Given exercise.
Write out all of the entries that follow, word for word, but skip the pictures.
----------------------------------------
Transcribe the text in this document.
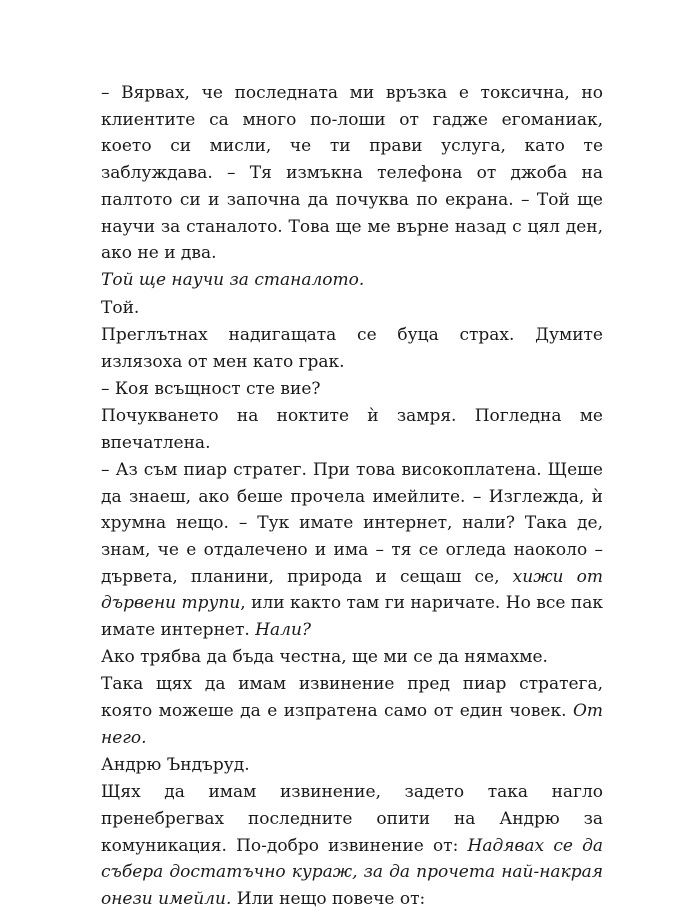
– Вярвах, че последната ми връзка е токсична, но клиентите са много по-лоши от гадже егоманиак, което си мисли, че ти прави услуга, като те заблуждава. – Тя измъкна телефона от джоба на палтото си и започна да почуква по екрана. – Той ще научи за станалото. Това ще ме върне назад с цял ден, ако не и два.

Той ще научи за станалото.

Той.

Преглътнах надигащата се буца страх. Думите излязоха от мен като грак.

– Коя всъщност сте вие?

Почукването на ноктите ѝ замря. Погледна ме впечатлена.

– Аз съм пиар стратег. При това високоплатена. Щеше да знаеш, ако беше прочела имейлите. – Изглежда, ѝ хрумна нещо. – Тук имате интернет, нали? Така де, знам, че е отдалечено и има – тя се огледа наоколо – дървета, планини, природа и сещаш се, хижи от дървени трупи, или както там ги наричате. Но все пак имате интернет. Нали?

Ако трябва да бъда честна, ще ми се да нямахме.

Така щях да имам извинение пред пиар стратега, която можеше да е изпратена само от един човек. От него.

Андрю Ъндъруд.

Щях да имам извинение, задето така нагло пренебрегвах последните опити на Андрю за комуникация. По-добро извинение от: Надявах се да събера достатъчно кураж, за да прочета най-накрая онези имейли. Или нещо повече от:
----------------------------------------
Expected answer.
Transcribe the text in this document.
– Вярвах, че последната ми връзка е токсична, но клиентите са много по-лоши от гадже егоманиак, което си мисли, че ти прави услуга, като те заблуждава. – Тя измъкна телефона от джоба на палтото си и започна да почуква по екрана. – Той ще научи за станалото. Това ще ме върне назад с цял ден, ако не и два.

Той ще научи за станалото.

Той.

Преглътнах надигащата се буца страх. Думите излязоха от мен като грак.

– Коя всъщност сте вие?

Почукването на ноктите ѝ замря. Погледна ме впечатлена.

– Аз съм пиар стратег. При това високоплатена. Щеше да знаеш, ако беше прочела имейлите. – Изглежда, ѝ хрумна нещо. – Тук имате интернет, нали? Така де, знам, че е отдалечено и има – тя се огледа наоколо – дървета, планини, природа и сещаш се, хижи от дървени трупи, или както там ги наричате. Но все пак имате интернет. Нали?

Ако трябва да бъда честна, ще ми се да нямахме.

Така щях да имам извинение пред пиар стратега, която можеше да е изпратена само от един човек. От него.

Андрю Ъндъруд.

Щях да имам извинение, задето така нагло пренебрегвах последните опити на Андрю за комуникация. По-добро извинение от: Надявах се да събера достатъчно кураж, за да прочета най-накрая онези имейли. Или нещо повече от:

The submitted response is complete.